## PROBLEM TO SOLVE
Copy each line below holding "stürzte".

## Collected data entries
++++++++

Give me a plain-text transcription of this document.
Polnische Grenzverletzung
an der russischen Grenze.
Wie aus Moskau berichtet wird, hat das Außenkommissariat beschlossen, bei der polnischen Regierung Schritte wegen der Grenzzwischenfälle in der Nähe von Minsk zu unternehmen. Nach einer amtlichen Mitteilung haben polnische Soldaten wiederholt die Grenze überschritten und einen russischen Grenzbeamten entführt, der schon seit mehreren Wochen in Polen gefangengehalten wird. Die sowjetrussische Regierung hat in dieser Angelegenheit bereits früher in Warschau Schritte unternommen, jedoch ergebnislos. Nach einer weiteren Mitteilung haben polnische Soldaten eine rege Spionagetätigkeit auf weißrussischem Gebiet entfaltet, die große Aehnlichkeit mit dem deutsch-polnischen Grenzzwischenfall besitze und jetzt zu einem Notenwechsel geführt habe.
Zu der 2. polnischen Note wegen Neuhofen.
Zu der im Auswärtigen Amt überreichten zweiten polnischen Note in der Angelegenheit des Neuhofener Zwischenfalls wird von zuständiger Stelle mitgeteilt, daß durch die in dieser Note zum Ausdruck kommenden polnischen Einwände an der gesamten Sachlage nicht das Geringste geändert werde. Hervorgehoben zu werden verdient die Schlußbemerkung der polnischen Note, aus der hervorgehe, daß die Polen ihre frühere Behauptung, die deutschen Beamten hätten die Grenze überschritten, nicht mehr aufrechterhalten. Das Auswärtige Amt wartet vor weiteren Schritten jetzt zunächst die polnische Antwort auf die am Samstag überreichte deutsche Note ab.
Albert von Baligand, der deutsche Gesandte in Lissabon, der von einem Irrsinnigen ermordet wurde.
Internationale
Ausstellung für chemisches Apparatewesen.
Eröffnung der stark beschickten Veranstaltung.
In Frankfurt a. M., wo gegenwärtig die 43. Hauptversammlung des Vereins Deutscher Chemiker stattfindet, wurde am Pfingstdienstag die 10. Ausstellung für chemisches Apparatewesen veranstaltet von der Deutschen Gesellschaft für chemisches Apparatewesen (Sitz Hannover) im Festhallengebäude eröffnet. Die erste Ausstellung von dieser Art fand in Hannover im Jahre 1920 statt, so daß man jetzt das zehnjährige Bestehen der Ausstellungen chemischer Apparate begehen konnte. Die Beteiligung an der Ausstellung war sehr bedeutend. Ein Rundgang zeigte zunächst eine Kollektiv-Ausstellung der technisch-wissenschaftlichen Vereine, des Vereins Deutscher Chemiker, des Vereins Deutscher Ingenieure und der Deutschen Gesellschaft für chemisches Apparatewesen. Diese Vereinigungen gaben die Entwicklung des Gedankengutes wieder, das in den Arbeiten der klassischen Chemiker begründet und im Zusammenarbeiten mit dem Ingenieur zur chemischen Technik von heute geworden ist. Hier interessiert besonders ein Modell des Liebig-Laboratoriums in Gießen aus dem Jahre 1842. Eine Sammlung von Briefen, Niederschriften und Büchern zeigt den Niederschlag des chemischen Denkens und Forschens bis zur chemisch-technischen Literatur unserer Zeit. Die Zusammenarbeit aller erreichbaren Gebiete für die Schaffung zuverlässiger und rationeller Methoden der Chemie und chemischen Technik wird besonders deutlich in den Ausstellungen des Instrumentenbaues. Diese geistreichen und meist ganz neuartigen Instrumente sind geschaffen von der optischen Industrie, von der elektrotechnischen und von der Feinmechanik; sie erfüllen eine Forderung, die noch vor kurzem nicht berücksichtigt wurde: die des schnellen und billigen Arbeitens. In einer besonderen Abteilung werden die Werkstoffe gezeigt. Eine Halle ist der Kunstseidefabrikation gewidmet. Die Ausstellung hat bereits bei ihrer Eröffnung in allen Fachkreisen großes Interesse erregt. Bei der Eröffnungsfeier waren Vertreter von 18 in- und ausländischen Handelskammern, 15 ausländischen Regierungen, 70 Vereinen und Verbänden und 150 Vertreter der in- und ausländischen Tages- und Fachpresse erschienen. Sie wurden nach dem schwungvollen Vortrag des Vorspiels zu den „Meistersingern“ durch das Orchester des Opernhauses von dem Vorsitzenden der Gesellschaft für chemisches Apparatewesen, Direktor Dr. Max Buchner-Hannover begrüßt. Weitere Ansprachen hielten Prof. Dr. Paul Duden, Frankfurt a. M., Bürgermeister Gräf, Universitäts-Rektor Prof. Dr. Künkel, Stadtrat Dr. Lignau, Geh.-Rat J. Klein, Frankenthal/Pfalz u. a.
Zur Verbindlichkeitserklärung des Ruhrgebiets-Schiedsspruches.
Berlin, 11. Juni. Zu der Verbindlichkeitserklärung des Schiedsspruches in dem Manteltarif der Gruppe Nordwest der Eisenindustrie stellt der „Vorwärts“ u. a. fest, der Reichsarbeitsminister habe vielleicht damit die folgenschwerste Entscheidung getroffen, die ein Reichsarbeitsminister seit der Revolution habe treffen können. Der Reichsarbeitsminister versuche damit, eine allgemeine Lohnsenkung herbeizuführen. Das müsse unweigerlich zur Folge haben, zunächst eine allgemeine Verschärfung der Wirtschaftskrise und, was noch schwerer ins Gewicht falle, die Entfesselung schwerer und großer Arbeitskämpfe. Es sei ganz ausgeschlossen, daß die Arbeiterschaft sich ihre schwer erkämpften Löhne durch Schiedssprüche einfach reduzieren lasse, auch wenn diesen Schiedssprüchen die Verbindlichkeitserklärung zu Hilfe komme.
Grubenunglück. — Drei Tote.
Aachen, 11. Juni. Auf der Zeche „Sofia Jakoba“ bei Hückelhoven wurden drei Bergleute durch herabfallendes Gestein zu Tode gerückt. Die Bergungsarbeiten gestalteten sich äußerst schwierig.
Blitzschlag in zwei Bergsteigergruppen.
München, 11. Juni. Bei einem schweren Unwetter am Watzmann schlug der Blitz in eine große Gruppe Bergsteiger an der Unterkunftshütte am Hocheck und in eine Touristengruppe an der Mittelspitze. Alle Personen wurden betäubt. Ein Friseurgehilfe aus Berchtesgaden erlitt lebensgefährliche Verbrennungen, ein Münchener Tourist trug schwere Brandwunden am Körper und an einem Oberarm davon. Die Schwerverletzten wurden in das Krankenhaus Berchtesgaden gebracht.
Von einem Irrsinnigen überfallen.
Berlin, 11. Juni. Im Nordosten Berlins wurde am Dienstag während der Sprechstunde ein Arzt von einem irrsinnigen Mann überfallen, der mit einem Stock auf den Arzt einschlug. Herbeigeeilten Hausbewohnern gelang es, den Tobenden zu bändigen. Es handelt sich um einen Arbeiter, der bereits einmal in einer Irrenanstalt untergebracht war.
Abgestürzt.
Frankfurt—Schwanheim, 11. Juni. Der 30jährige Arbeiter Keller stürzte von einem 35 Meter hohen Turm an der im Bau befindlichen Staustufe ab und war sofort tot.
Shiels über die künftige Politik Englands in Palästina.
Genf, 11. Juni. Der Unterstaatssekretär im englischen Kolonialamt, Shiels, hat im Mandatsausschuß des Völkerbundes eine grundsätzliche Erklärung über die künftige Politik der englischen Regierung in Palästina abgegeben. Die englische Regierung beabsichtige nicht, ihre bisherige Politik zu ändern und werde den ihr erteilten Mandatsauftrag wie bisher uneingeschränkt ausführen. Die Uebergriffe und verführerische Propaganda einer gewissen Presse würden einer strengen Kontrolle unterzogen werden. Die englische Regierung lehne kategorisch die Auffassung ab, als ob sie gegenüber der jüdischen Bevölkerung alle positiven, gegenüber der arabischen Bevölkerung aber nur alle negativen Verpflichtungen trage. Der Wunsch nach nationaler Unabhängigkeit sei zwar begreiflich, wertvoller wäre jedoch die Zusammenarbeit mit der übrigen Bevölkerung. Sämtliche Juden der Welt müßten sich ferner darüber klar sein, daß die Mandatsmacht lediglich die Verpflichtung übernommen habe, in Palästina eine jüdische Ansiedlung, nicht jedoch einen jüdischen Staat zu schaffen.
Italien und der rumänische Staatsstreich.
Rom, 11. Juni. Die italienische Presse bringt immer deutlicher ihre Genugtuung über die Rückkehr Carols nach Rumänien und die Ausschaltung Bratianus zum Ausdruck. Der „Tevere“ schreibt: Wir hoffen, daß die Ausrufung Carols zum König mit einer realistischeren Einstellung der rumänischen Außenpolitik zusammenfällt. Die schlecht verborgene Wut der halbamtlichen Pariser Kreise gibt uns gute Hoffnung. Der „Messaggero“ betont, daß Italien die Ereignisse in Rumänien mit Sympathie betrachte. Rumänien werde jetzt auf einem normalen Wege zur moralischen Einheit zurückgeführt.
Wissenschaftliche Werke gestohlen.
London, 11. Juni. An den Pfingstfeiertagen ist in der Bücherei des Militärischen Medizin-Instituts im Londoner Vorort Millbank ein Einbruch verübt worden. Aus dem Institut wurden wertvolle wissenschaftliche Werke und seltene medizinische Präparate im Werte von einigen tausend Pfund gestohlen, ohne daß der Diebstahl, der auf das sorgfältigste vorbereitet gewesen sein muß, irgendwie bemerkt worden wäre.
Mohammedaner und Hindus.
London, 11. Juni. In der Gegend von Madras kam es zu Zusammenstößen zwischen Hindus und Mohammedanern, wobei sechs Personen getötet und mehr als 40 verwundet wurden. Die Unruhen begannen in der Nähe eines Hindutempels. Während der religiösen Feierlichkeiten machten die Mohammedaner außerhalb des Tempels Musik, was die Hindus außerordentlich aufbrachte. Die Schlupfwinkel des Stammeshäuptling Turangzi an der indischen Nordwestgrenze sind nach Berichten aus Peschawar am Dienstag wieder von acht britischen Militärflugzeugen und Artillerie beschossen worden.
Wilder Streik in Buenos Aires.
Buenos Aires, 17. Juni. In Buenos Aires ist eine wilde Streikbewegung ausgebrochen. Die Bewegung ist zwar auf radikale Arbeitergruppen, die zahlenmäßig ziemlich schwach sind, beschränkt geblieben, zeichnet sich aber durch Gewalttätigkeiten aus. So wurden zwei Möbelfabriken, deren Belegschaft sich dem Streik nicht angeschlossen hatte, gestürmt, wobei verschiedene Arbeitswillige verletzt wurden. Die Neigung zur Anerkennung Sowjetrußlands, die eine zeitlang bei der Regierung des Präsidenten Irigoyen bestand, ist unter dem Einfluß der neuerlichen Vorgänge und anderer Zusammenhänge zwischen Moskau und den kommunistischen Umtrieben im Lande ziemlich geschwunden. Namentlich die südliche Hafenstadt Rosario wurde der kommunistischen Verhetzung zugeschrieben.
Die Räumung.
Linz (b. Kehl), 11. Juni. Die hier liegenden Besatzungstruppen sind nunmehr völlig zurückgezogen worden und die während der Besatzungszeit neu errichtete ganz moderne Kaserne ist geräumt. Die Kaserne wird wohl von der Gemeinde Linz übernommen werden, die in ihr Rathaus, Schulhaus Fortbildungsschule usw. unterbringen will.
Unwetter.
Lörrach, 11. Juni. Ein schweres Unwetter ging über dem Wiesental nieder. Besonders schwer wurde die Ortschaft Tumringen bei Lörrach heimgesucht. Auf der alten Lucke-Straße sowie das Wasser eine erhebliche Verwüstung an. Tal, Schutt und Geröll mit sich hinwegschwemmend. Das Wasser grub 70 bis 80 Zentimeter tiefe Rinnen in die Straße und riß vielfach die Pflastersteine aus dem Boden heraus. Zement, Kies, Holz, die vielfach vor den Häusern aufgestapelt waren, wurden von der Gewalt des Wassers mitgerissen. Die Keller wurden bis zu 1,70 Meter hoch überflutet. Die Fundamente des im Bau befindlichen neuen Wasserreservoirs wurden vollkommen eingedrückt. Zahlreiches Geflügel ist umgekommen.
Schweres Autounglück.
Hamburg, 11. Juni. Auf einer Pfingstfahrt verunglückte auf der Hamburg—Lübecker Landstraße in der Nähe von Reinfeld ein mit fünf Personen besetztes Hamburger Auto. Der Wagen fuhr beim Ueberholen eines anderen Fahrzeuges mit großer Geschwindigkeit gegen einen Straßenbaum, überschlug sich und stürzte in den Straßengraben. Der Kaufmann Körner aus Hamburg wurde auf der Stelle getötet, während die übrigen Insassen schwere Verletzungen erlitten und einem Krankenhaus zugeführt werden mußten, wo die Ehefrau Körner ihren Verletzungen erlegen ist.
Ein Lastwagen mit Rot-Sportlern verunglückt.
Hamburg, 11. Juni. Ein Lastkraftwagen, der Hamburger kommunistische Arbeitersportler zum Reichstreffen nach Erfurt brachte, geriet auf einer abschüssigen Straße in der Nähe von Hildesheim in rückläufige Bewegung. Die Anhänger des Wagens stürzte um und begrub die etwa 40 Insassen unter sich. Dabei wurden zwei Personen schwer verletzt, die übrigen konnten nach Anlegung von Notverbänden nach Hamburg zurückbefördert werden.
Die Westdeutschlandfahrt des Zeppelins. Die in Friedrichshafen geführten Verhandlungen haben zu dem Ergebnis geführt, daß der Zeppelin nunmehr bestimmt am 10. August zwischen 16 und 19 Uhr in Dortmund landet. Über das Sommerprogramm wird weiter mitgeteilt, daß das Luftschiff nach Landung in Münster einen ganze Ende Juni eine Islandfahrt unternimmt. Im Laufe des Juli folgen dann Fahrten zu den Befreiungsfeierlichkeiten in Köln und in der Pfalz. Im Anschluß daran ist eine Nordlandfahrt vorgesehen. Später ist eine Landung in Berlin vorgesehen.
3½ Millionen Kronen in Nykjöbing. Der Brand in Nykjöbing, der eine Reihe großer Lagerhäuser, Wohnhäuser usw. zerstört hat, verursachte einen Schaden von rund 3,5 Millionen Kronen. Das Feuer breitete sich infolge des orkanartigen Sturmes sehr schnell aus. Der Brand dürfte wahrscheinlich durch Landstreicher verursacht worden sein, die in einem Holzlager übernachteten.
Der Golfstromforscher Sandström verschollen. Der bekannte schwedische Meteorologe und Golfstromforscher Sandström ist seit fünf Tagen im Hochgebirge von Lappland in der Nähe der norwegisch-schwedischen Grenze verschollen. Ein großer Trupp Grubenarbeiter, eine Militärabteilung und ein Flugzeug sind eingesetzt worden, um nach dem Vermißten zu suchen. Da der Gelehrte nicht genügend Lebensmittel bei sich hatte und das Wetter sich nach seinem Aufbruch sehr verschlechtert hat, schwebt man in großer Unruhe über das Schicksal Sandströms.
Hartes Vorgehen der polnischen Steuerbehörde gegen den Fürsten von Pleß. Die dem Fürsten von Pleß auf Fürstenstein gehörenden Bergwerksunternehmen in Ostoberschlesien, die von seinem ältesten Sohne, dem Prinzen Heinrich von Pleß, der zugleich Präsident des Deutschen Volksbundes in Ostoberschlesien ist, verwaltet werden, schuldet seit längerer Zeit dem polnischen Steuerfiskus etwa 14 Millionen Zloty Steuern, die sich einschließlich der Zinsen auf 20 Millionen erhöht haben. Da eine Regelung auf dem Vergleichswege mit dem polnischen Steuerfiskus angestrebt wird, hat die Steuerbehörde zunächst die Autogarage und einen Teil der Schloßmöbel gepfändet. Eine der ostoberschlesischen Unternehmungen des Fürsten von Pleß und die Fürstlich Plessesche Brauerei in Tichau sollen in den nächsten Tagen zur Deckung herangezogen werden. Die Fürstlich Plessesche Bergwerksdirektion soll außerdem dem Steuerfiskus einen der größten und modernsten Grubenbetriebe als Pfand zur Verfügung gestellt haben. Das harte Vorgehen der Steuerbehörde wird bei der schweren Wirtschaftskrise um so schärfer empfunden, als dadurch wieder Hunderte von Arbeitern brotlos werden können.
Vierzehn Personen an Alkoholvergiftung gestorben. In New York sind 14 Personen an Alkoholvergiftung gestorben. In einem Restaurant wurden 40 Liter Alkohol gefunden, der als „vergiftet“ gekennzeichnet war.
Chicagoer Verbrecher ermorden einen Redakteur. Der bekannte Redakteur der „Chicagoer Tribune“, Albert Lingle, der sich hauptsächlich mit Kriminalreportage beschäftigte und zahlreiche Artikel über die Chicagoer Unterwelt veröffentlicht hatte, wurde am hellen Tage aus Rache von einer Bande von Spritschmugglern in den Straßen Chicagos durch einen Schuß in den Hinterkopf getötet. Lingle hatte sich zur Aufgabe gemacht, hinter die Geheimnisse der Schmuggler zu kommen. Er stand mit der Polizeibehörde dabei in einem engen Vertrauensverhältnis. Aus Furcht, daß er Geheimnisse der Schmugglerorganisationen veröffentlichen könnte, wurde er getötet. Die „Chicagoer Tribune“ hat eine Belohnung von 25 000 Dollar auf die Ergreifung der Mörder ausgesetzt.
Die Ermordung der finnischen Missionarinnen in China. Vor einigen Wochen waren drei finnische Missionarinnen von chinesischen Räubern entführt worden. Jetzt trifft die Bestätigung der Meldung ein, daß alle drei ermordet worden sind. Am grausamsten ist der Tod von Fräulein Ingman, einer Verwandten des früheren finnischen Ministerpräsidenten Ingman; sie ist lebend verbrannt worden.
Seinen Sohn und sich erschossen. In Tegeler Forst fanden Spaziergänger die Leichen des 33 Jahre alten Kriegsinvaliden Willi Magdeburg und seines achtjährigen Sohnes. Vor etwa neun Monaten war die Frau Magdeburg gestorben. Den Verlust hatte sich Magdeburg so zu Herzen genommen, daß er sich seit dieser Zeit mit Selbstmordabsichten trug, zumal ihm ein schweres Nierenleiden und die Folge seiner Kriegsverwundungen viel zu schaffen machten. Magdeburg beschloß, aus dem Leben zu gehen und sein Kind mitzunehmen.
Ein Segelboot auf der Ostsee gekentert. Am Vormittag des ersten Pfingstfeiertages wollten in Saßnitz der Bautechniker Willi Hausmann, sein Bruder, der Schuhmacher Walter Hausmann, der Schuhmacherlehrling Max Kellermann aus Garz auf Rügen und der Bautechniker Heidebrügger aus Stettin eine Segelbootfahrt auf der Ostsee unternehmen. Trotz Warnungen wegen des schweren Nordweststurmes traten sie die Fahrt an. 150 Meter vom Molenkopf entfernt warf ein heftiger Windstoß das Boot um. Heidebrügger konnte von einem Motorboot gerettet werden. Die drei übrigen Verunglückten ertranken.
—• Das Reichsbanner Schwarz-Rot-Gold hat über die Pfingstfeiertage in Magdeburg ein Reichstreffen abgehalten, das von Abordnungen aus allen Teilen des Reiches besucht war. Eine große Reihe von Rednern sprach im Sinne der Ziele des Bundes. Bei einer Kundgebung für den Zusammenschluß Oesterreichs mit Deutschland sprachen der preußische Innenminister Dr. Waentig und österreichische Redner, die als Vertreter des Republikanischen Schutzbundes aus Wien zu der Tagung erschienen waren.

++++++++

## FINAL ANSWER
Frankfurt—Schwanheim, 11. Juni. Der 30jährige Arbeiter Keller stürzte von einem 35 Meter hohen Turm an der im Bau befindlichen Staustufe ab und war sofort tot.
Hamburg, 11. Juni. Auf einer Pfingstfahrt verunglückte auf der Hamburg—Lübecker Landstraße in der Nähe von Reinfeld ein mit fünf Personen besetztes Hamburger Auto. Der Wagen fuhr beim Ueberholen eines anderen Fahrzeuges mit großer Geschwindigkeit gegen einen Straßenbaum, überschlug sich und stürzte in den Straßengraben. Der Kaufmann Körner aus Hamburg wurde auf der Stelle getötet, während die übrigen Insassen schwere Verletzungen erlitten und einem Krankenhaus zugeführt werden mußten, wo die Ehefrau Körner ihren Verletzungen erlegen ist.
Hamburg, 11. Juni. Ein Lastkraftwagen, der Hamburger kommunistische Arbeitersportler zum Reichstreffen nach Erfurt brachte, geriet auf einer abschüssigen Straße in der Nähe von Hildesheim in rückläufige Bewegung. Die Anhänger des Wagens stürzte um und begrub die etwa 40 Insassen unter sich. Dabei wurden zwei Personen schwer verletzt, die übrigen konnten nach Anlegung von Notverbänden nach Hamburg zurückbefördert werden.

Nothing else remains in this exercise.